#### [WHAT THE TASK ASKS]
Leave out the pictures and retype exactly the lines from the one with "Extract all readable text from this page." through the end of the records.
— START —
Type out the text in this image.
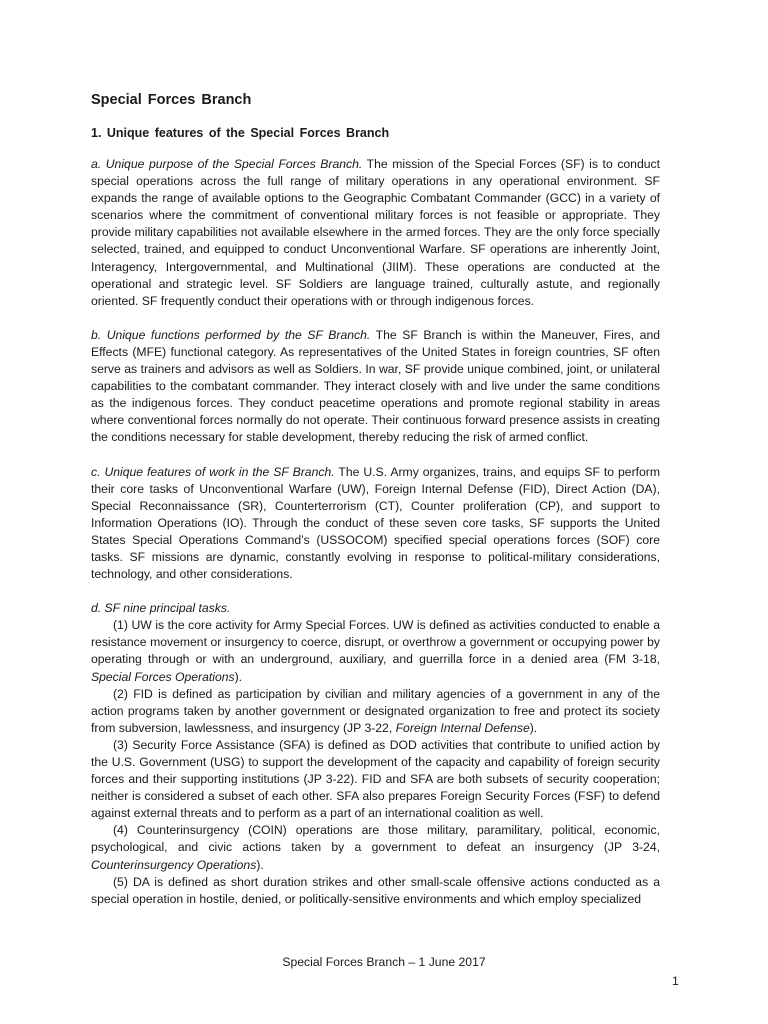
Special Forces Branch
1. Unique features of the Special Forces Branch

a. Unique purpose of the Special Forces Branch. The mission of the Special Forces (SF) is to conduct special operations across the full range of military operations in any operational environment. SF expands the range of available options to the Geographic Combatant Commander (GCC) in a variety of scenarios where the commitment of conventional military forces is not feasible or appropriate. They provide military capabilities not available elsewhere in the armed forces. They are the only force specially selected, trained, and equipped to conduct Unconventional Warfare. SF operations are inherently Joint, Interagency, Intergovernmental, and Multinational (JIIM). These operations are conducted at the operational and strategic level. SF Soldiers are language trained, culturally astute, and regionally oriented. SF frequently conduct their operations with or through indigenous forces.

b. Unique functions performed by the SF Branch. The SF Branch is within the Maneuver, Fires, and Effects (MFE) functional category. As representatives of the United States in foreign countries, SF often serve as trainers and advisors as well as Soldiers. In war, SF provide unique combined, joint, or unilateral capabilities to the combatant commander. They interact closely with and live under the same conditions as the indigenous forces. They conduct peacetime operations and promote regional stability in areas where conventional forces normally do not operate. Their continuous forward presence assists in creating the conditions necessary for stable development, thereby reducing the risk of armed conflict.

c. Unique features of work in the SF Branch. The U.S. Army organizes, trains, and equips SF to perform their core tasks of Unconventional Warfare (UW), Foreign Internal Defense (FID), Direct Action (DA), Special Reconnaissance (SR), Counterterrorism (CT), Counter proliferation (CP), and support to Information Operations (IO). Through the conduct of these seven core tasks, SF supports the United States Special Operations Command’s (USSOCOM) specified special operations forces (SOF) core tasks. SF missions are dynamic, constantly evolving in response to political-military considerations, technology, and other considerations.

d. SF nine principal tasks.

(1) UW is the core activity for Army Special Forces. UW is defined as activities conducted to enable a resistance movement or insurgency to coerce, disrupt, or overthrow a government or occupying power by operating through or with an underground, auxiliary, and guerrilla force in a denied area (FM 3-18, Special Forces Operations).

(2) FID is defined as participation by civilian and military agencies of a government in any of the action programs taken by another government or designated organization to free and protect its society from subversion, lawlessness, and insurgency (JP 3-22, Foreign Internal Defense).

(3) Security Force Assistance (SFA) is defined as DOD activities that contribute to unified action by the U.S. Government (USG) to support the development of the capacity and capability of foreign security forces and their supporting institutions (JP 3-22). FID and SFA are both subsets of security cooperation; neither is considered a subset of each other. SFA also prepares Foreign Security Forces (FSF) to defend against external threats and to perform as a part of an international coalition as well.

(4) Counterinsurgency (COIN) operations are those military, paramilitary, political, economic, psychological, and civic actions taken by a government to defeat an insurgency (JP 3-24, Counterinsurgency Operations).

(5) DA is defined as short duration strikes and other small-scale offensive actions conducted as a special operation in hostile, denied, or politically-sensitive environments and which employ specialized

Special Forces Branch – 1 June 2017
1
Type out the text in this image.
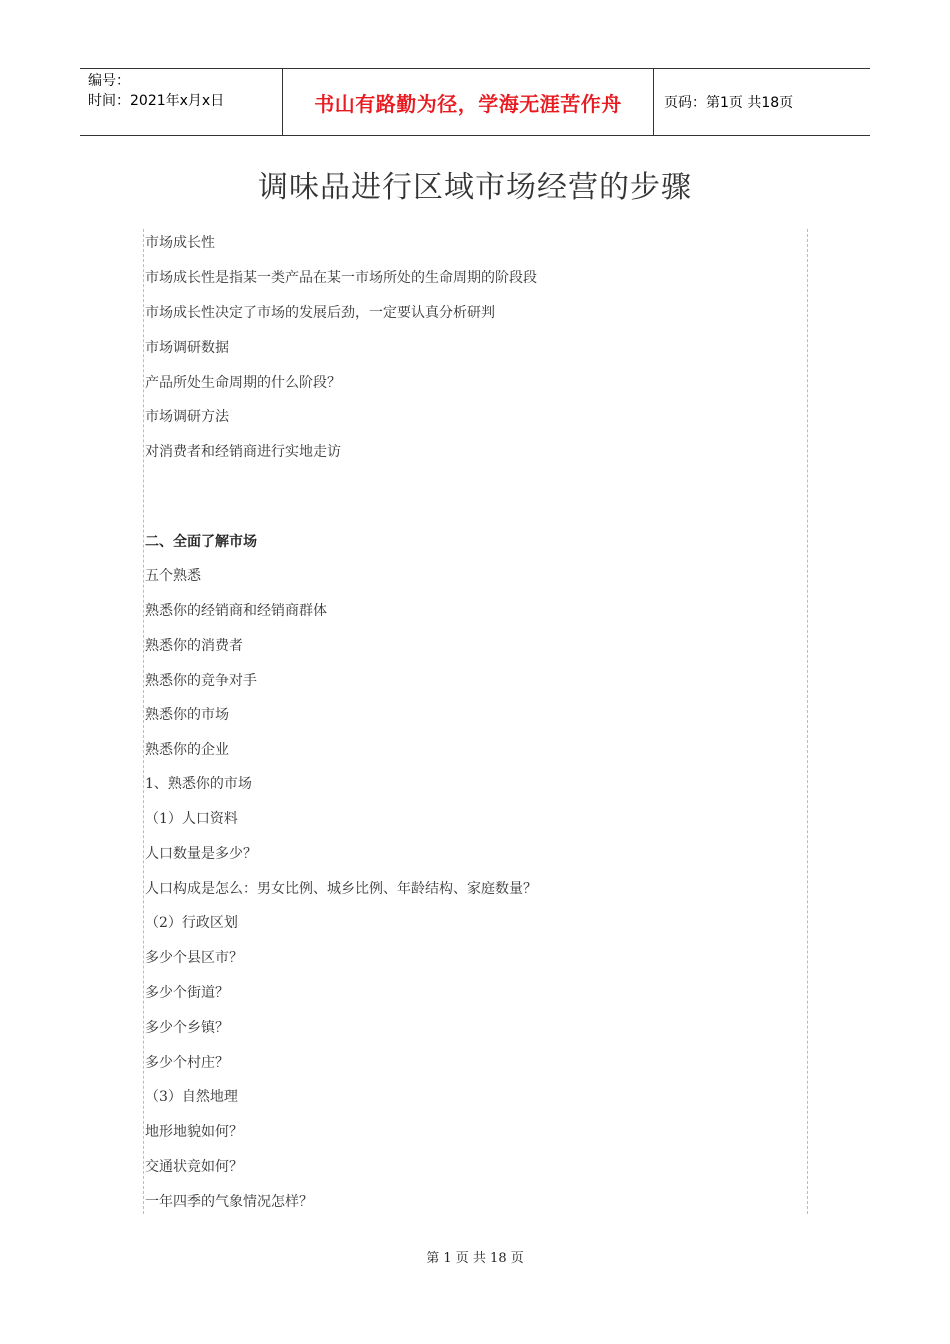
编号：
时间：2021年x月x日	书山有路勤为径，学海无涯苦作舟	页码：第1页 共18页
调味品进行区域市场经营的步骤
市场成长性
市场成长性是指某一类产品在某一市场所处的生命周期的阶段段
市场成长性决定了市场的发展后劲，一定要认真分析研判
市场调研数据
产品所处生命周期的什么阶段？
市场调研方法
对消费者和经销商进行实地走访
二、全面了解市场
五个熟悉
熟悉你的经销商和经销商群体
熟悉你的消费者
熟悉你的竞争对手
熟悉你的市场
熟悉你的企业
1、熟悉你的市场
（1）人口资料
人口数量是多少？
人口构成是怎么：男女比例、城乡比例、年龄结构、家庭数量？
（2）行政区划
多少个县区市？
多少个街道？
多少个乡镇？
多少个村庄？
（3）自然地理
地形地貌如何？
交通状竞如何？
一年四季的气象情况怎样？
第 1 页 共 18 页
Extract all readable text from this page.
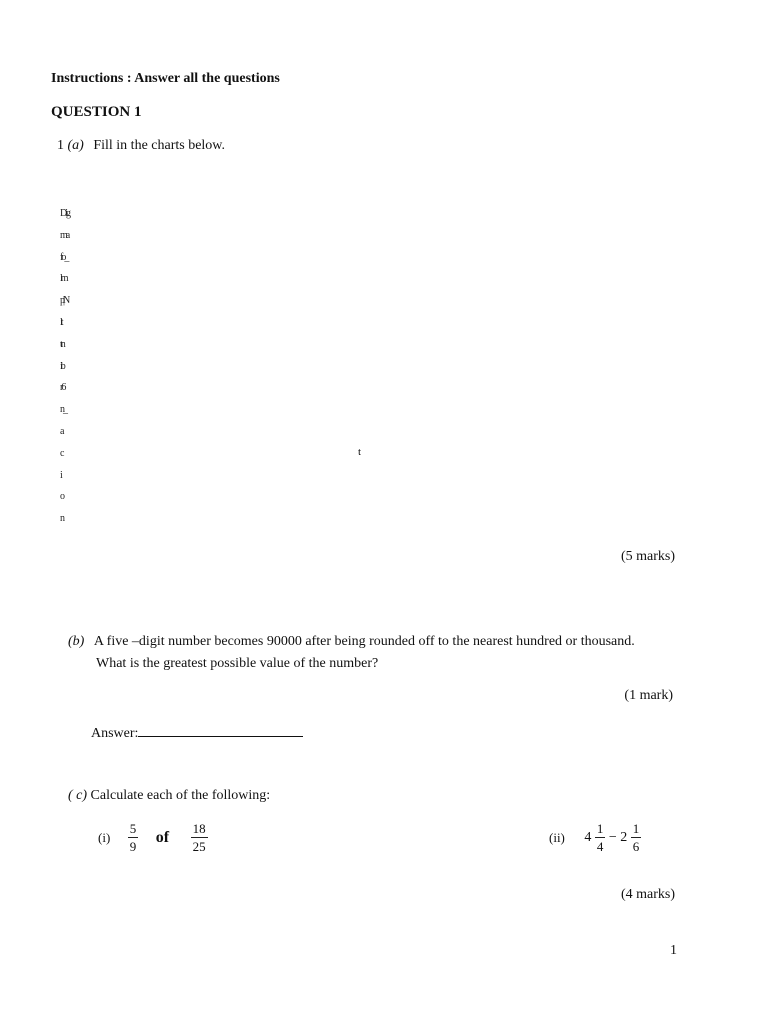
Instructions : Answer all the questions
QUESTION 1
1 (a) Fill in the charts below.
Dig
ma
fo_
lm
p|N
lt
tn
ib
r6
n_
a
c
i
o
n
t
(5 marks)
(b) A five –digit number becomes 90000 after being rounded off to the nearest hundred or thousand.
What is the greatest possible value of the number?
(1 mark)
Answer:
( c) Calculate each of the following:
$(i) \frac{5}{9}$ of $\frac{18}{25}$	(ii) $4 \frac{1}{4} - 2 \frac{1}{6}$
(4 marks)
1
— END —
#### [WRITTEN SOLUTION]
Extract all readable text from this page.
Instructions : Answer all the questions
QUESTION 1
1 (a) Fill in the charts below.
Dig
ma
fo_
lm
p|N
lt
tn
ib
r6
n_
a
c
i
o
n
t
(5 marks)
(b) A five –digit number becomes 90000 after being rounded off to the nearest hundred or thousand.
What is the greatest possible value of the number?
(1 mark)
Answer:
( c) Calculate each of the following:
$(i) \frac{5}{9}$ of $\frac{18}{25}$	(ii) $4 \frac{1}{4} - 2 \frac{1}{6}$
(4 marks)
1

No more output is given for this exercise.